** start DATASET ENTRIES **
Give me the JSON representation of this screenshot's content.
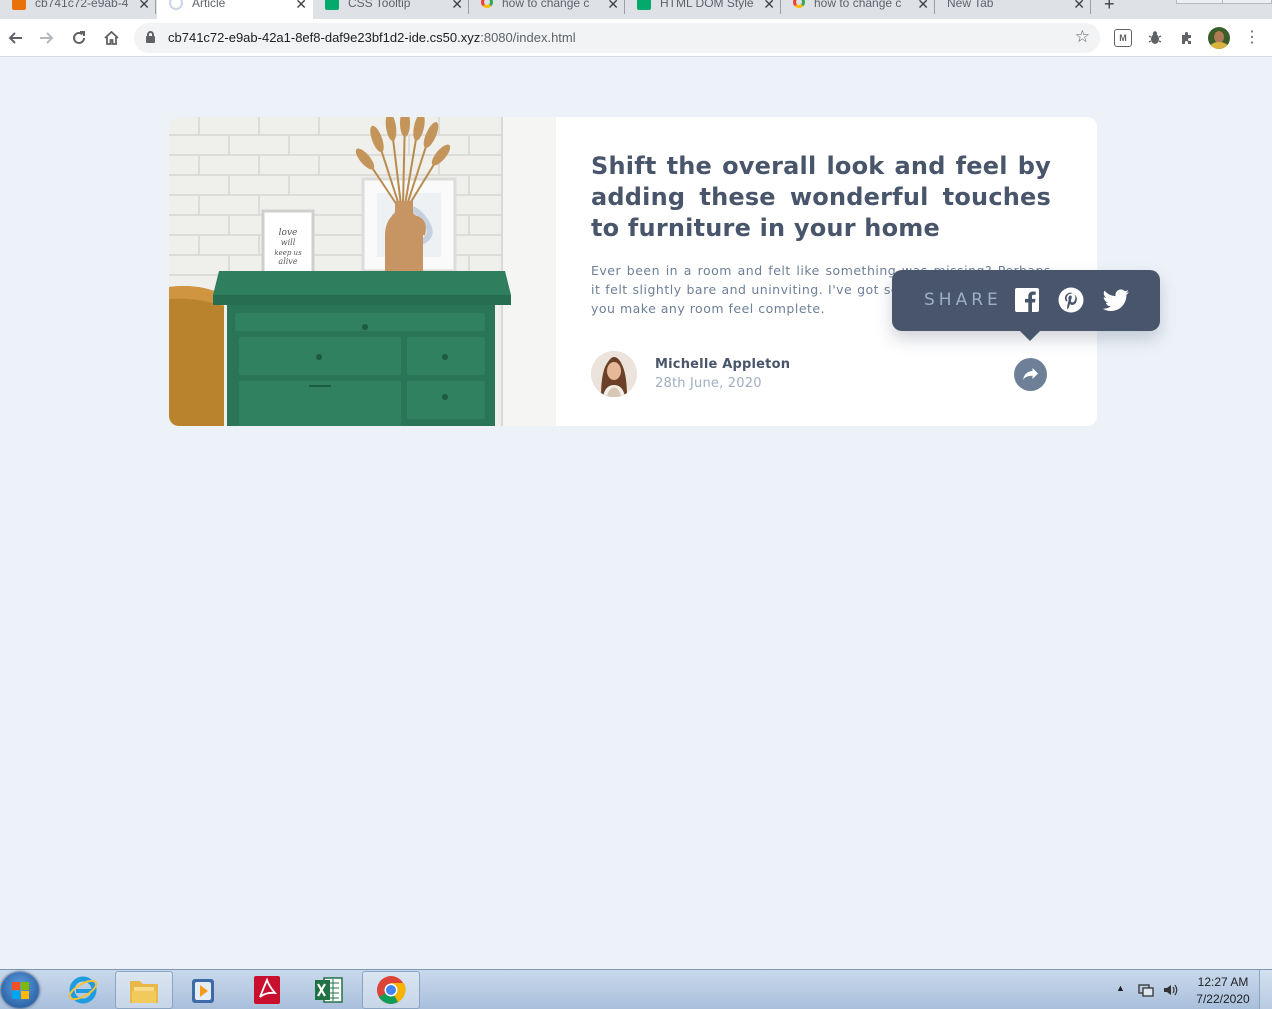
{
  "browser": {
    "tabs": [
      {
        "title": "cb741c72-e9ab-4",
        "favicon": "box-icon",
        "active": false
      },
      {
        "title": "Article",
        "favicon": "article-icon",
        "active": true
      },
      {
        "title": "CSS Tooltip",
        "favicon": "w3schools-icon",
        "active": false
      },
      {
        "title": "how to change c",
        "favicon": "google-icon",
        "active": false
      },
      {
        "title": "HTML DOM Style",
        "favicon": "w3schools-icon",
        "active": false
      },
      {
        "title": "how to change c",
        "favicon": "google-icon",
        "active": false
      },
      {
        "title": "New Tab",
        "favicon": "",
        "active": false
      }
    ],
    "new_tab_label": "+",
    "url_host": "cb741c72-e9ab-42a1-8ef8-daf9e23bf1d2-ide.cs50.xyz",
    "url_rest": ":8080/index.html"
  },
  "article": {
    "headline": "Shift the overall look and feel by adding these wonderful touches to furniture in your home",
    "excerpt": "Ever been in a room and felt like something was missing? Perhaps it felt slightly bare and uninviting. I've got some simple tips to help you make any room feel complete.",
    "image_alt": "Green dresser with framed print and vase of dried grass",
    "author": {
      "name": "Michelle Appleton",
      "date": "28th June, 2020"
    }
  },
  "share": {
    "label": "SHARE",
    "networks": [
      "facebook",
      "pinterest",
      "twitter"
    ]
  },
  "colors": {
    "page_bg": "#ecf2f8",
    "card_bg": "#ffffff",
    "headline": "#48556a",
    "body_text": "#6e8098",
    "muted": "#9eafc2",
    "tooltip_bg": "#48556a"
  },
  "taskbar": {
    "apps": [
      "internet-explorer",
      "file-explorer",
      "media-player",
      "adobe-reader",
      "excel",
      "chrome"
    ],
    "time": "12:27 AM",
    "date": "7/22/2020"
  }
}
** end DATASET ENTRIES **
Scan the data for the word "headline" and copy every line where it shows up.

• SOLUTION BELOW
    "headline": "Shift the overall look and feel by adding these wonderful touches to furniture in your home",
    "headline": "#48556a",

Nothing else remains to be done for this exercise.